-------- TEXT FOR ANALYSIS

We made figure 3 as a PNG image with improved resolution and quality.

5) Figure 4. It may help emphasize the authors' stance on the one-sided flow of genes between clades if the arrows were weighted differently according to the number of genes.

Author's response

Thanks for the nice suggestion. We increased the width of the connecting lines and used different colors to highlight the clade-specific gene flow we identified in this study.

Referee 3: Dr Arcady Mushegian

This is a useful comparative study of many isolates of Chlamydia trachomatis. I have mostly technical questions and comments:

1) p. 7: "OrthoMCL was run with a BLAST E-value cut-off of 1e-05." -- was it run against the NR database, against all species minus the query species, or against each species separately? The E-value would be different for the same HSP in these three situations, as it is computed using the database length and is reverse proportional to it (whereas the score S would be the same). If the searches were done against the small database of a single proteome, the E-value of e-05 is probably too restrictive, and the list of "core genes" is longer. As a quick test of this, were all short ribosomal proteins (which are sure to be omnipresent in these genomes) reported among the orthologous genes? What would change if the E-value was set at e-02 or e-03 - would the "core gene" list cover closer to the 100% of the annotated genes in the smallest genome? And would the properties of these genes be the same or affect the conclusions?

----------------

- **WORK INSTRUCTION 1**
Summarize the review excerpt in two sentences.
- **WORK INSTRUCTION 2**
Transcribe the review excerpt from "Author's response" to "in this study.".

-------- GIVEN ENTRIES

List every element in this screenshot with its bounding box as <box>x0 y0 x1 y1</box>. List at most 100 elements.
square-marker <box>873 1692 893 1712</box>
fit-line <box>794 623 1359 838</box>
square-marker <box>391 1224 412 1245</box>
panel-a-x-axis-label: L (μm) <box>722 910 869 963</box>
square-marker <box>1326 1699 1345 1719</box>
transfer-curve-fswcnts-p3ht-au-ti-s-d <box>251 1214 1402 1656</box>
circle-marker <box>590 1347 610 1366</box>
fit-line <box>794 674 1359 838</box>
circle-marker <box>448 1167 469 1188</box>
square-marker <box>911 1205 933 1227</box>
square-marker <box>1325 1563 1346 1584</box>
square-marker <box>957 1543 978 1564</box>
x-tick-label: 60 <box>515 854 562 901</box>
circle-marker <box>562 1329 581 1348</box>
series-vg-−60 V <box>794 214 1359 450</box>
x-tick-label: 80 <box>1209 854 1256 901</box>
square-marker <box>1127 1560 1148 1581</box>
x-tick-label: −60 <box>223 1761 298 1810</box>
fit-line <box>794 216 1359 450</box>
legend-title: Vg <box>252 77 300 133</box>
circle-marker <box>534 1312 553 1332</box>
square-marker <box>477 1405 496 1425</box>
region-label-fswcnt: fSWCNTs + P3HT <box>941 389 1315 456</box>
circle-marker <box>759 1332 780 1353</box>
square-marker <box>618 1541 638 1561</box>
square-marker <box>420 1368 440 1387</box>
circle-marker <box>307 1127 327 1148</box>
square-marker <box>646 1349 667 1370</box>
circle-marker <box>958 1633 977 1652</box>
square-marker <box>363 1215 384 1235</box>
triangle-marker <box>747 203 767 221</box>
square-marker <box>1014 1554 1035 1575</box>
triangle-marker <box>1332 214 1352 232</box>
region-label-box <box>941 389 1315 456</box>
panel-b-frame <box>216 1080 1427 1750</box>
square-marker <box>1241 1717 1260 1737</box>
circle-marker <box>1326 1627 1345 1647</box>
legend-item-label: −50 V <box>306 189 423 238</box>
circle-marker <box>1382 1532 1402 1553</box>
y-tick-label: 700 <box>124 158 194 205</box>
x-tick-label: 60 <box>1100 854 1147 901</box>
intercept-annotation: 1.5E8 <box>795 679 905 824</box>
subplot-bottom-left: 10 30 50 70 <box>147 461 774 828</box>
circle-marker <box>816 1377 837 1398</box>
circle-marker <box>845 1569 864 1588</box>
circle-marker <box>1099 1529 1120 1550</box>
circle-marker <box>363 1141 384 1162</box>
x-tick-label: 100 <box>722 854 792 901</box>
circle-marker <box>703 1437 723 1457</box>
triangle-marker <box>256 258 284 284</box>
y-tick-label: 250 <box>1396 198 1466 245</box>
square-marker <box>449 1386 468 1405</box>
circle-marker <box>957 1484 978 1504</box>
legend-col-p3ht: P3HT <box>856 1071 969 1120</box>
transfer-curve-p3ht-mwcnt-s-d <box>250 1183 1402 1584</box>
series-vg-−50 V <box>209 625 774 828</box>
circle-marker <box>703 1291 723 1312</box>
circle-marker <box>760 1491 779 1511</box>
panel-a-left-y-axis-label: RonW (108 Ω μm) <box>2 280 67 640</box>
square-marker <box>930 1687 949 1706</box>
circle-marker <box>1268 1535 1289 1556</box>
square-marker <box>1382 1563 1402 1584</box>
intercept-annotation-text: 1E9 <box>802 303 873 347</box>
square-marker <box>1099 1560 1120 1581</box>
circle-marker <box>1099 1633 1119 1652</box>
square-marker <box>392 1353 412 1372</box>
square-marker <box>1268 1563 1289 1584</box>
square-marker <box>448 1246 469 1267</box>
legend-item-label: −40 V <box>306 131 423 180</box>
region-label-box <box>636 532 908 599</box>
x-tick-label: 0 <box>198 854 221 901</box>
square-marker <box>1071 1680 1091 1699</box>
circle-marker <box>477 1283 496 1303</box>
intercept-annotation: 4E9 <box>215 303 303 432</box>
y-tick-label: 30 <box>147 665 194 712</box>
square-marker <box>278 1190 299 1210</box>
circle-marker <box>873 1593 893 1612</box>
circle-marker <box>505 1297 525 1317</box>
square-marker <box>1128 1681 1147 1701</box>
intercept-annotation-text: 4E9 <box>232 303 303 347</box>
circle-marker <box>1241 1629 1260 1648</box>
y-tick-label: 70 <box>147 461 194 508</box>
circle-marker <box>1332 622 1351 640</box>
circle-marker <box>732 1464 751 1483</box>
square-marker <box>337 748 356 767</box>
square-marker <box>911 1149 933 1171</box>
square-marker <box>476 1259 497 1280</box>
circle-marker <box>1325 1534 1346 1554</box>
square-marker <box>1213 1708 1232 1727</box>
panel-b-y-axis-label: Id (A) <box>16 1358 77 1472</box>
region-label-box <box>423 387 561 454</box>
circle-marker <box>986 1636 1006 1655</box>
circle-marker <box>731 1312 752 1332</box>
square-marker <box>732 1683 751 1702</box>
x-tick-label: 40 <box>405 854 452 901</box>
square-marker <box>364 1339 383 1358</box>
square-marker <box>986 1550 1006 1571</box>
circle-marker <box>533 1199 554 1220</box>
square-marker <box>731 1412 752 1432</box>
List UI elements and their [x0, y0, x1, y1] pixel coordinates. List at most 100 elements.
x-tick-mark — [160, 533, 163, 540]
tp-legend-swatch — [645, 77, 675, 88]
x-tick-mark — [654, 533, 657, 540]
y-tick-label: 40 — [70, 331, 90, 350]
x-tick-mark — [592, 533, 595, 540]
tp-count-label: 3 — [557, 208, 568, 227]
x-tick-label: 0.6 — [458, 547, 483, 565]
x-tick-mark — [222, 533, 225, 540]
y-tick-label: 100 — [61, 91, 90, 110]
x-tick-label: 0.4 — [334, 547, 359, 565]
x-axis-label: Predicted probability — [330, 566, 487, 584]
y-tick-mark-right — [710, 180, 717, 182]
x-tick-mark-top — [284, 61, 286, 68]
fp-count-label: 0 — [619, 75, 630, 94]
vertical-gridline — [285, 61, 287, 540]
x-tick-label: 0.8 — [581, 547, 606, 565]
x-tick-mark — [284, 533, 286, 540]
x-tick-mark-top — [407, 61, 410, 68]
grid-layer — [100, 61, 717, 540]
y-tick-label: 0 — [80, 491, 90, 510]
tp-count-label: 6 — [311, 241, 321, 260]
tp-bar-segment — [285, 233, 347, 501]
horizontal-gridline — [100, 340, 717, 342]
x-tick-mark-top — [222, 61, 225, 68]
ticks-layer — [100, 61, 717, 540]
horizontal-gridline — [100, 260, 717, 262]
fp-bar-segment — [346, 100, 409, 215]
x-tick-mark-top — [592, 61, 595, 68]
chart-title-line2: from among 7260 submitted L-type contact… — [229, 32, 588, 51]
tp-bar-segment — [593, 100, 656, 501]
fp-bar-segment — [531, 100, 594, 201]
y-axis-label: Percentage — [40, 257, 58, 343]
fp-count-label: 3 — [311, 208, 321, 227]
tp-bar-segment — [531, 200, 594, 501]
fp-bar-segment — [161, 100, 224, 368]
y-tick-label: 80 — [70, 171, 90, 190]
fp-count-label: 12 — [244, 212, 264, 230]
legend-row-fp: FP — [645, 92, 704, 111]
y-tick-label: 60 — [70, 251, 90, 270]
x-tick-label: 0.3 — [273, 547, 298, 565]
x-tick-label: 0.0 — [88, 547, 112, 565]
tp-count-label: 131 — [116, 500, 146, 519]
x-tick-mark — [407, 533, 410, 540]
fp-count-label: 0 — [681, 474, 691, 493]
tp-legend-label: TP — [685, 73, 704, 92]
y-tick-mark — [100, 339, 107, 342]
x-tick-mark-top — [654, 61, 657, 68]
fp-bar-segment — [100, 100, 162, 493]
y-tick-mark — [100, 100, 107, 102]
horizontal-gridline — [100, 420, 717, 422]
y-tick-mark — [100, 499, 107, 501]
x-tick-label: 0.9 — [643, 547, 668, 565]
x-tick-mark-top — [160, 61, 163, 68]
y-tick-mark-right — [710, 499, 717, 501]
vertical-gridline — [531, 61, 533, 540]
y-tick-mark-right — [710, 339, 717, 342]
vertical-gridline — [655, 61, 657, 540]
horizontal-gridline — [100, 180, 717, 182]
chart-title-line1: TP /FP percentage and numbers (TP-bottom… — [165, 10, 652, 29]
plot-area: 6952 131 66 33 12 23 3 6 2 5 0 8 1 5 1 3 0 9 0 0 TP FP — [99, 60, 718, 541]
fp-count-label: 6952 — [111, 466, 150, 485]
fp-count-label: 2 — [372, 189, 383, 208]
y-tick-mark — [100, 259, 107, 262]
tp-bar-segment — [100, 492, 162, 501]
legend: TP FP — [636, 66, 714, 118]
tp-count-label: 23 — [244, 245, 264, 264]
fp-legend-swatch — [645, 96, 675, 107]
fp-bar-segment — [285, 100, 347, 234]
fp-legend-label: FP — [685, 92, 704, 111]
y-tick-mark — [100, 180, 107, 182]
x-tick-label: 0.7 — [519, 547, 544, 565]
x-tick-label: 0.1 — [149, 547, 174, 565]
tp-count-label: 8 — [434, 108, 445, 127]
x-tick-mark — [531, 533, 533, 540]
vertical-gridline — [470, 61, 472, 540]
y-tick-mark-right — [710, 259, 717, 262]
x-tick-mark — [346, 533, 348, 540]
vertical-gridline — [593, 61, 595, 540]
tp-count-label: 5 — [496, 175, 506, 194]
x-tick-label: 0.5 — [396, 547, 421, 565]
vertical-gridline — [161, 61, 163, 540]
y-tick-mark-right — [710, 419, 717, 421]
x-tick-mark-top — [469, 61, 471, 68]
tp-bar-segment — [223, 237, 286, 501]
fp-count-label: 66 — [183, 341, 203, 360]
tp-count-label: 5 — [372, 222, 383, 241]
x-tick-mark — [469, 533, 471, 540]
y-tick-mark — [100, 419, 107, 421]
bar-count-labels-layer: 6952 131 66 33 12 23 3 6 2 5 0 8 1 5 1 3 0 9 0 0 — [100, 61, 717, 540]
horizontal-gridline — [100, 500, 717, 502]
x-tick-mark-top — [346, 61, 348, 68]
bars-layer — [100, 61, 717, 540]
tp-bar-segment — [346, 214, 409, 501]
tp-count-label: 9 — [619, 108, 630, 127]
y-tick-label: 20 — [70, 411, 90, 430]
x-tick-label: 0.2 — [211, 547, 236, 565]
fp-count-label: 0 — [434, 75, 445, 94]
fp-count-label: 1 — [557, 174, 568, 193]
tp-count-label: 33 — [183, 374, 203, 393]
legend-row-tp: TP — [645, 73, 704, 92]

----------------

- **WRITTEN RESPONSE 1**
Replying to referee comments, the authors say they remade figure 3 as a higher-resolution PNG and, following a suggestion to weight the figure 4 arrows by the number of genes, widened the connecting lines and used colors to highlight the clade-specific gene flow. Referee 3, Dr Arcady Mushegian, calls the work a useful comparative study of Chlamydia trachomatis isolates and asks what database the OrthoMCL BLAST searches with a 1e-05 E-value cut-off were run against, noting that the cut-off is probably too restrictive against a single proteome and asking how looser cut-offs would affect the core gene list and the conclusions.

- **WRITTEN RESPONSE 2**
Author's response

Thanks for the nice suggestion. We increased the width of the connecting lines and used different colors to highlight the clade-specific gene flow we identified in this study.